**EXTRACTED ENTRIES**
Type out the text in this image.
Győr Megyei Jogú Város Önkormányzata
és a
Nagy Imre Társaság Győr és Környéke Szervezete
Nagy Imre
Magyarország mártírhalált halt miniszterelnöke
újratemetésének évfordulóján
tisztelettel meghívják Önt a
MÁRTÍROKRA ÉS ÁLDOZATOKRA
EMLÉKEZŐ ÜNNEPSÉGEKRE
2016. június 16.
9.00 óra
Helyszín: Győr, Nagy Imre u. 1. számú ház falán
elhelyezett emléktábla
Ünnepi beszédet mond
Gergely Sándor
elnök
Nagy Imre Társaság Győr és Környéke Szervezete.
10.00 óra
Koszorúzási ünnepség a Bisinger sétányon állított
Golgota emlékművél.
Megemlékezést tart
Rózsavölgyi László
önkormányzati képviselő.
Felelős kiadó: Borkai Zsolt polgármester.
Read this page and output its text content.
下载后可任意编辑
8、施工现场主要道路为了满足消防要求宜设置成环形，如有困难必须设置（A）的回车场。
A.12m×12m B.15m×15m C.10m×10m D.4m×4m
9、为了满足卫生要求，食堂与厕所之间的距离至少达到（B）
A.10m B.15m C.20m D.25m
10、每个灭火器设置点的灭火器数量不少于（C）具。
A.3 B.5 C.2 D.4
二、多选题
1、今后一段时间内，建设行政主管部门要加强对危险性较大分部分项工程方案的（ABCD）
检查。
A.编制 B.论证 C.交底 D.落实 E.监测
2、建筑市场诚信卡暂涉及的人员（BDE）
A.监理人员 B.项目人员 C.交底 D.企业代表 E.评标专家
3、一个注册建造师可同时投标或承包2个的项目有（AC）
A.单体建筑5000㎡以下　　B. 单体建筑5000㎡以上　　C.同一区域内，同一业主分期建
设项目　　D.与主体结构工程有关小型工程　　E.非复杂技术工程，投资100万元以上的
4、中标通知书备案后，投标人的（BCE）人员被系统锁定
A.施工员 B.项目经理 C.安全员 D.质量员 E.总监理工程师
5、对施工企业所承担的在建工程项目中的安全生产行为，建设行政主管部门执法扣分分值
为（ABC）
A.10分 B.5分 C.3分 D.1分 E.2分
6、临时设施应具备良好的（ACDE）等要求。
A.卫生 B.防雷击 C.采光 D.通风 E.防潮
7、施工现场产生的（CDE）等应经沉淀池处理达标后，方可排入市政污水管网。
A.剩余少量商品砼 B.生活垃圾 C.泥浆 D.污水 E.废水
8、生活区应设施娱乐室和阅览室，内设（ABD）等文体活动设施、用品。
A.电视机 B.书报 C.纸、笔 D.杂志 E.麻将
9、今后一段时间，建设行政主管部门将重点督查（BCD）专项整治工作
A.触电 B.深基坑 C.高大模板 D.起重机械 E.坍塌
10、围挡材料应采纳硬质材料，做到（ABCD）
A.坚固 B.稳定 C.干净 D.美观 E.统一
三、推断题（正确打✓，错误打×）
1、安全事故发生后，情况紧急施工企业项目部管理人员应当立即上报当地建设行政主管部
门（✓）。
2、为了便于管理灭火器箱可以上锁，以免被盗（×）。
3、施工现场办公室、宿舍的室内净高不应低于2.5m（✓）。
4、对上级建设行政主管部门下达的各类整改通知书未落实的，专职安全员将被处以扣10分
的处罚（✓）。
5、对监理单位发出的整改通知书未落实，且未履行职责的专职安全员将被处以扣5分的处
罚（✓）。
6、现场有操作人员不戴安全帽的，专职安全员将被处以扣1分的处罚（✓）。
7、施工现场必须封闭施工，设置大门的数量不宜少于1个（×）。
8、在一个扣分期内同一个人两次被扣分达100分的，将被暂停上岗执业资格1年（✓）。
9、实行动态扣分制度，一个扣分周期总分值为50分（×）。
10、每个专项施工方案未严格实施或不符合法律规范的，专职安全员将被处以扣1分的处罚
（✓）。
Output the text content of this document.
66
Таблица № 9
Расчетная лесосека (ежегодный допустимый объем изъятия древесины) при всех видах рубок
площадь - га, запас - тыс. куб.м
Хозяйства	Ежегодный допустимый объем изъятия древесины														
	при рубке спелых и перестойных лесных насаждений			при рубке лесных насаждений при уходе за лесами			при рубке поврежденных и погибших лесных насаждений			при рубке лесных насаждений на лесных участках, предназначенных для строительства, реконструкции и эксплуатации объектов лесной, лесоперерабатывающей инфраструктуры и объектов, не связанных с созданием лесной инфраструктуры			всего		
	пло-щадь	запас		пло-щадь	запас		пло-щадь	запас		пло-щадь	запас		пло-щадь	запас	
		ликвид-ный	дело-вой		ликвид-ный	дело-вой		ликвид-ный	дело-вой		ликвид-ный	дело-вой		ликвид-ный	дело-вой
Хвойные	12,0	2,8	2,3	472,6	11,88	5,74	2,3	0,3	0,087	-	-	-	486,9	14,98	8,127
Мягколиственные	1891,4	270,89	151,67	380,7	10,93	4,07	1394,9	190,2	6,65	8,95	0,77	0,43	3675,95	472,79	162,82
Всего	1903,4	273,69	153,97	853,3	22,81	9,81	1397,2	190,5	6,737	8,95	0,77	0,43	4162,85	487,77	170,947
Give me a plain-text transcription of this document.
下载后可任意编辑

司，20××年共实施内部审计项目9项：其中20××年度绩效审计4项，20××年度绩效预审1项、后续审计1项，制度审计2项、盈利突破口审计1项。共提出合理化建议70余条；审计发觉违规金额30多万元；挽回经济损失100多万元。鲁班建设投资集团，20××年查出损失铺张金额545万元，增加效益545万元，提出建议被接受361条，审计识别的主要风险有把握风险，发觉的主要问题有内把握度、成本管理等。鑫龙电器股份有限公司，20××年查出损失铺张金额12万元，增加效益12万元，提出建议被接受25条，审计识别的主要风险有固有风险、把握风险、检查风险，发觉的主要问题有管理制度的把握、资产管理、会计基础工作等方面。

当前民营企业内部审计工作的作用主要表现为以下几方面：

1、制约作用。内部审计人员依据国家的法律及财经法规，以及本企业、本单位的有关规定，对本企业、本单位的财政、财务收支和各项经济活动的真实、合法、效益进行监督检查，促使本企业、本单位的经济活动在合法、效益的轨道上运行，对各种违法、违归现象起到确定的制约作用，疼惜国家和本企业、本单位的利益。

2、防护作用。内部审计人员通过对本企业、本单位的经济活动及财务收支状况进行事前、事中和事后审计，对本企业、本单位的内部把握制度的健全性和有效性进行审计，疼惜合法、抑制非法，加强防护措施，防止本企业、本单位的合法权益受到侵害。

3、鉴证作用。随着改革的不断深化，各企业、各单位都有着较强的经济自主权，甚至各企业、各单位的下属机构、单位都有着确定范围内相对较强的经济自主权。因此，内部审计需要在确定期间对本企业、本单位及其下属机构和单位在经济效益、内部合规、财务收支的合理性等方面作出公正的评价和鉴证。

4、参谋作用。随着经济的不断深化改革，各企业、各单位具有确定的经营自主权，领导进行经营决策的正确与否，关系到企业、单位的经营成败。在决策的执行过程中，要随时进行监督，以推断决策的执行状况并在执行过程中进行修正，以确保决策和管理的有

**PROBLEM DETAILS**
Search the data for the string "Környéke" and copy each line where it appears.

**ANSWER**
Nagy Imre Társaság Győr és Környéke Szervezete
Nagy Imre Társaság Győr és Környéke Szervezete.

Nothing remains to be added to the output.